**Given exercise**:
Output the material below in full, exactly as it is.

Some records
start

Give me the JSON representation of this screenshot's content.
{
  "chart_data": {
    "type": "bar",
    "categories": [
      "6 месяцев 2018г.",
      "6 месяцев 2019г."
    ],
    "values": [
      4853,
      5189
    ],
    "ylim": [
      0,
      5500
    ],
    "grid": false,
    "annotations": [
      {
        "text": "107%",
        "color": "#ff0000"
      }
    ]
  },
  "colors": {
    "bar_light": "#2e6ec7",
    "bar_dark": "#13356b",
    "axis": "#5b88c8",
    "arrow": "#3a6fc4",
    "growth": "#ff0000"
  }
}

end

**Expected output**:
Give me the JSON representation of this screenshot's content.
{
  "chart_data": {
    "type": "bar",
    "categories": [
      "6 месяцев 2018г.",
      "6 месяцев 2019г."
    ],
    "values": [
      4853,
      5189
    ],
    "ylim": [
      0,
      5500
    ],
    "grid": false,
    "annotations": [
      {
        "text": "107%",
        "color": "#ff0000"
      }
    ]
  },
  "colors": {
    "bar_light": "#2e6ec7",
    "bar_dark": "#13356b",
    "axis": "#5b88c8",
    "arrow": "#3a6fc4",
    "growth": "#ff0000"
  }
}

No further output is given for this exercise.